• _What is expected_:
Scan the listing below. Report each line that includes "down".

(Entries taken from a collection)

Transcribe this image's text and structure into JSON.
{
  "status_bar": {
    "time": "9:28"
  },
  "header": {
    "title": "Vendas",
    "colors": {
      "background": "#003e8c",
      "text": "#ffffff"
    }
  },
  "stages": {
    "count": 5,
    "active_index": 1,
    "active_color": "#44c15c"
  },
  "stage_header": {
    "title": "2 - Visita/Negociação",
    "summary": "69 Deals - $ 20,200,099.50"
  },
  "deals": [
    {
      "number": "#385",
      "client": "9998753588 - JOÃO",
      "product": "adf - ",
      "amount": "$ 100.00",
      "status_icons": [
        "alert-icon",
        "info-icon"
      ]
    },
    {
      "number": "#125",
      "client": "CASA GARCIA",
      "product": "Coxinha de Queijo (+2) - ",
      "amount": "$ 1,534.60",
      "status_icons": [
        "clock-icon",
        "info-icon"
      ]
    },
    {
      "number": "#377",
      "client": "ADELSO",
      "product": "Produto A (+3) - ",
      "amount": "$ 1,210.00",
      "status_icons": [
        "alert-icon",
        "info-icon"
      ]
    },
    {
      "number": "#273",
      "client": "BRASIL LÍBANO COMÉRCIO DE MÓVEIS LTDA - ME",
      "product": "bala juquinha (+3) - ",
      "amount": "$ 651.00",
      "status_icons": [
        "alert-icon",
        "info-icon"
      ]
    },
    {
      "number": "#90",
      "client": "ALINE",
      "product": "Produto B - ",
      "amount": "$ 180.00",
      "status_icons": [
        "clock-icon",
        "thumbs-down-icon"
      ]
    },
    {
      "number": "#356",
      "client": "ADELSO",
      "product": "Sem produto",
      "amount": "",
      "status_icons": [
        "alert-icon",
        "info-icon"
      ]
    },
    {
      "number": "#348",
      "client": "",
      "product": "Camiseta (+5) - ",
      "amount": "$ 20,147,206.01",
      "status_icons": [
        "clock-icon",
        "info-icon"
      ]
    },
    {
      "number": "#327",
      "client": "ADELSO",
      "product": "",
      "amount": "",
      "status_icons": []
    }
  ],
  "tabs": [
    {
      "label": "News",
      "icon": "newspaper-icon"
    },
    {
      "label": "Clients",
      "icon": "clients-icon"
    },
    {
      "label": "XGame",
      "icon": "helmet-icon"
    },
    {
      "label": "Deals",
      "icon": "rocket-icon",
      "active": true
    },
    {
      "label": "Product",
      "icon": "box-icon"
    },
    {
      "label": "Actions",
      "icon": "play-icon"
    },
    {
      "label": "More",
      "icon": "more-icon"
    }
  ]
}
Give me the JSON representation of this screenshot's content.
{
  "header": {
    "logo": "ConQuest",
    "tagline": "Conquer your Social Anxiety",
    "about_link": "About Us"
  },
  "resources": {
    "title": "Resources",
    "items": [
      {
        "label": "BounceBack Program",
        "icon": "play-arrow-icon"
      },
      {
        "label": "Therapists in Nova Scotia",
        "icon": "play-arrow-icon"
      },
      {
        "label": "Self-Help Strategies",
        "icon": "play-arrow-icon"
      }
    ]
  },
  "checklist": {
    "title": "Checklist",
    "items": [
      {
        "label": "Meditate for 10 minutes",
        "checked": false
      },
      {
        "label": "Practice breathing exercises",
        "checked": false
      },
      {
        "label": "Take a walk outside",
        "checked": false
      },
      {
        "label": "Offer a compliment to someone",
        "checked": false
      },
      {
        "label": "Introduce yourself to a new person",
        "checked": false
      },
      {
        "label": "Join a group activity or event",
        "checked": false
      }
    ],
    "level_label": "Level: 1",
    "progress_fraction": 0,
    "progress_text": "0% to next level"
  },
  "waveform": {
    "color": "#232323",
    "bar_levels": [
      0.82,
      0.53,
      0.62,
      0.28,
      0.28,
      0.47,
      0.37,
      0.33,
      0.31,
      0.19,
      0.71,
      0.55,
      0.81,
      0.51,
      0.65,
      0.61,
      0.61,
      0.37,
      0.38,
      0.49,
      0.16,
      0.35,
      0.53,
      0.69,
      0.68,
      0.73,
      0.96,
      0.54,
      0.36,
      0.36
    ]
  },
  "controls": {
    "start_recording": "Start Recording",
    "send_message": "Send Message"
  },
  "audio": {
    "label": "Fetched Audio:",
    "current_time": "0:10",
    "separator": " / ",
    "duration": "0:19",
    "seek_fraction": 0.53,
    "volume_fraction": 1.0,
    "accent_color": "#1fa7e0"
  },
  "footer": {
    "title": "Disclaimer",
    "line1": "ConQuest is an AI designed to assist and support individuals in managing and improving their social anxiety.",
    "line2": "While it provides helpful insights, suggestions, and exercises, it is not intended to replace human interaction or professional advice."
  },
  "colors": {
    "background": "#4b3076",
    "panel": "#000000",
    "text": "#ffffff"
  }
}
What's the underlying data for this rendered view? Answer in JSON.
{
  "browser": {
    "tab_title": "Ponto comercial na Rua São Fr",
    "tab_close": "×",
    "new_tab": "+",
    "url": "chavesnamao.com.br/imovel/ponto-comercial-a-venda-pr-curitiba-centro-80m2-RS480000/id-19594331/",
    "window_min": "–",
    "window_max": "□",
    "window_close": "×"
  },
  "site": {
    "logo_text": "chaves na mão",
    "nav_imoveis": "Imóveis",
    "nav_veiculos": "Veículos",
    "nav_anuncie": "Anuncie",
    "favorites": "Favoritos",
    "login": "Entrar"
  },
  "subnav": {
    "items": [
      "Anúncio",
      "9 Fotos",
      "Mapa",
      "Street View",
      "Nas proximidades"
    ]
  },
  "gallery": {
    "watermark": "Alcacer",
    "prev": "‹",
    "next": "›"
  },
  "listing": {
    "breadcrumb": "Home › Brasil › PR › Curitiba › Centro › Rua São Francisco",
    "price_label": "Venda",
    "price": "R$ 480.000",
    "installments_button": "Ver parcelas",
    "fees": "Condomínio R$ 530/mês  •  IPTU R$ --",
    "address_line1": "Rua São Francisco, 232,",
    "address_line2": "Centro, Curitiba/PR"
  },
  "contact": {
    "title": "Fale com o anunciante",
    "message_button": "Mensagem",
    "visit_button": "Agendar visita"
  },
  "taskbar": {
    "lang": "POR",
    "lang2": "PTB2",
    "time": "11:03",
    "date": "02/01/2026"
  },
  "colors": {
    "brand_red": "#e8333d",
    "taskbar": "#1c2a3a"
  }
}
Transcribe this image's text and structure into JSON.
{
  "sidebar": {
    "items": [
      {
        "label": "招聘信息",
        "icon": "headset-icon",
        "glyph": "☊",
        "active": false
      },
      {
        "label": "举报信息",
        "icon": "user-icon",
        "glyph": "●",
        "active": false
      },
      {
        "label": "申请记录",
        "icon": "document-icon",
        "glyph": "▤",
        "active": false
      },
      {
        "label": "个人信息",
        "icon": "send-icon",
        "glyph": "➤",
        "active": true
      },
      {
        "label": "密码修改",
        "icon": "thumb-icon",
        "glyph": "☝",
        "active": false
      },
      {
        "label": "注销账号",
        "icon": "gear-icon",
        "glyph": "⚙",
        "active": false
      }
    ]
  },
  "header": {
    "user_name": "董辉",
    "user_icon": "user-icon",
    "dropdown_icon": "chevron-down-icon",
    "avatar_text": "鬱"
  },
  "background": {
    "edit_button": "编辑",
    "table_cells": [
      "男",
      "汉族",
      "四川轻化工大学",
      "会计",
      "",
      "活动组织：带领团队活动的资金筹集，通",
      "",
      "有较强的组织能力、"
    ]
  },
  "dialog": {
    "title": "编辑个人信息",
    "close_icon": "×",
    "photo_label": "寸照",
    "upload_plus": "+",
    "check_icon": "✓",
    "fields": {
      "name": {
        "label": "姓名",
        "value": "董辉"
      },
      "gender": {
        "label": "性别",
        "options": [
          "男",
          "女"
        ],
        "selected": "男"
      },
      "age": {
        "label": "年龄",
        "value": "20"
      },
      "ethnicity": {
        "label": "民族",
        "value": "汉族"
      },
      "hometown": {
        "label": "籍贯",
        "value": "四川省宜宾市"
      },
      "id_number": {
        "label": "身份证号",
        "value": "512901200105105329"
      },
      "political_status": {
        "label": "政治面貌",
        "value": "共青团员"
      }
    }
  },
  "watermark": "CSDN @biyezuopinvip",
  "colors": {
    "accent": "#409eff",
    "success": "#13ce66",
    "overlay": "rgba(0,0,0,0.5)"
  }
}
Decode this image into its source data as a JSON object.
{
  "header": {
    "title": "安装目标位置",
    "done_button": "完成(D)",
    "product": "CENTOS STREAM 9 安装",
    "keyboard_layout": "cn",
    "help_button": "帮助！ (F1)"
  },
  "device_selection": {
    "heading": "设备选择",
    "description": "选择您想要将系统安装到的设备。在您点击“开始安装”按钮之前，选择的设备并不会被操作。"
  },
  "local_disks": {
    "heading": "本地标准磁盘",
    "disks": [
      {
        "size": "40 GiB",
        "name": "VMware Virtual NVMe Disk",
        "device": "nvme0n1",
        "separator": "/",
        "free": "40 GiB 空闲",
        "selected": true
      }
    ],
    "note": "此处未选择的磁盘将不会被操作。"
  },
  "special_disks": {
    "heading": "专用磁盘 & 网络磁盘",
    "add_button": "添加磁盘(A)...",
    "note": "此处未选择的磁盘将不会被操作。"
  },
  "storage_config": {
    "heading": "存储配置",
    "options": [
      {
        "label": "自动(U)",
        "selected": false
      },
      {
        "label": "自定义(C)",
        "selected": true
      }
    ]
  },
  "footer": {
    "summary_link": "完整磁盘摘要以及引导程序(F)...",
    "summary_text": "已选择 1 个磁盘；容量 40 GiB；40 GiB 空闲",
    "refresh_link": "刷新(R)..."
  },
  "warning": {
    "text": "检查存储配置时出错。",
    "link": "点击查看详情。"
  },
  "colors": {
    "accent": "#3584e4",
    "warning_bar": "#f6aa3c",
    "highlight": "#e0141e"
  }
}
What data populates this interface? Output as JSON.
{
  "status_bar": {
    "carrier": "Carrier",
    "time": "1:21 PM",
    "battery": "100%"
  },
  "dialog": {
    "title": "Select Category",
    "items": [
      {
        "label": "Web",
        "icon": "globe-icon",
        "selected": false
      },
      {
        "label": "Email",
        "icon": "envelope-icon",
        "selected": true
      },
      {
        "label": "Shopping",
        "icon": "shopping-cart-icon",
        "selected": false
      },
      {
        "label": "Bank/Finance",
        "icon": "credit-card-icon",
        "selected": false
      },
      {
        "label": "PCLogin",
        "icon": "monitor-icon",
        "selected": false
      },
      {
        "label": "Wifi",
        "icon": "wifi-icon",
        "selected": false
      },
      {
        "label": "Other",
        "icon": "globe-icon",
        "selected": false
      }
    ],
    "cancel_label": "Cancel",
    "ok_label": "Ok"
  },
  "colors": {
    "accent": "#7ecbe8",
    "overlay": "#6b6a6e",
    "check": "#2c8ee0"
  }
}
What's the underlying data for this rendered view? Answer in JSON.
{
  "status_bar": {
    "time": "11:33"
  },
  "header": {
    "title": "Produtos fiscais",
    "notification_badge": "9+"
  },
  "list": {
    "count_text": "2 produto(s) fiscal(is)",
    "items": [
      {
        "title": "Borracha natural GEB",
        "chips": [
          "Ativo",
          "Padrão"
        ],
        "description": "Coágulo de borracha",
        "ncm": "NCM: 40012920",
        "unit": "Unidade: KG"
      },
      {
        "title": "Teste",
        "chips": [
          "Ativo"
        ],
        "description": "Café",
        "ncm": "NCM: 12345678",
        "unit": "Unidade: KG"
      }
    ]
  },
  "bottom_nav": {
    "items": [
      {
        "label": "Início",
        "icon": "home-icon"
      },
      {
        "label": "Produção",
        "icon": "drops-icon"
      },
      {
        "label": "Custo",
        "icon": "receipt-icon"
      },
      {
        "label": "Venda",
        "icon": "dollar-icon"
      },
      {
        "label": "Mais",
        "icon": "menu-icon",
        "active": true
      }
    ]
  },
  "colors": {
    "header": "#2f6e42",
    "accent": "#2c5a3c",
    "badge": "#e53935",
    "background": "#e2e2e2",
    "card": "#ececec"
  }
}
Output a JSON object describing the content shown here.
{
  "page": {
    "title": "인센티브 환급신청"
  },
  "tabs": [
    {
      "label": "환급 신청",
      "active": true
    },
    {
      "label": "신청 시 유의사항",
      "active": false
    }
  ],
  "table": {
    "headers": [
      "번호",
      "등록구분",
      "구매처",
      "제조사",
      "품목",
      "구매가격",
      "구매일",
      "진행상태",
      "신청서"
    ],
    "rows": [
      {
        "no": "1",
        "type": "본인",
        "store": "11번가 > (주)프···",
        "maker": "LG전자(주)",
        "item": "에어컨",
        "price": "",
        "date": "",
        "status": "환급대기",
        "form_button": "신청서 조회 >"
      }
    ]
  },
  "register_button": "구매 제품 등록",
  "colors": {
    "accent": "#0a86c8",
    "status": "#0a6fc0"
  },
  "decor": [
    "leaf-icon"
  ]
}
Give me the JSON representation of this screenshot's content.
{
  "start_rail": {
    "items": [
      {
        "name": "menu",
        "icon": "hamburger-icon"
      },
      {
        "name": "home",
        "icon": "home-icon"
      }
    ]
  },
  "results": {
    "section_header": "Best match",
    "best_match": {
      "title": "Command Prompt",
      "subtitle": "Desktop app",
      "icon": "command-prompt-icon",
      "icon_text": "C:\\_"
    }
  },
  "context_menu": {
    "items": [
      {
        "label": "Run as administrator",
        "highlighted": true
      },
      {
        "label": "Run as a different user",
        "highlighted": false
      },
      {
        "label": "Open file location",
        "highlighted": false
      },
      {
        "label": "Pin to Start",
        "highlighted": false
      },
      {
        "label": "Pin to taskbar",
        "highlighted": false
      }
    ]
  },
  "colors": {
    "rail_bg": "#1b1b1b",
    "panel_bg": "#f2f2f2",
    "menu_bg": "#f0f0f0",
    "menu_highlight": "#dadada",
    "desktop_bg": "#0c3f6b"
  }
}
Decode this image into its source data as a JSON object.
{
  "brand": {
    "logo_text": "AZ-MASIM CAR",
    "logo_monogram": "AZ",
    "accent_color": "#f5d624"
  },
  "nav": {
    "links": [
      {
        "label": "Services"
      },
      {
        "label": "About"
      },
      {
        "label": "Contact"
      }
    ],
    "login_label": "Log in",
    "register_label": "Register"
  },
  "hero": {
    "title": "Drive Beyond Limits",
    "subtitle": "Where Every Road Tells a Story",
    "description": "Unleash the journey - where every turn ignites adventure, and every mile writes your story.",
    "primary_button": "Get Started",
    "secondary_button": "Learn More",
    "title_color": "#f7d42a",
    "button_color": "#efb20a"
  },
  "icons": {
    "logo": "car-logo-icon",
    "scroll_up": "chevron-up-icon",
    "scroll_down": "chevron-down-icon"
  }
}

• _Answer to this exercise_:
        "thumbs-down-icon"
    "dropdown_icon": "chevron-down-icon",
    "scroll_down": "chevron-down-icon"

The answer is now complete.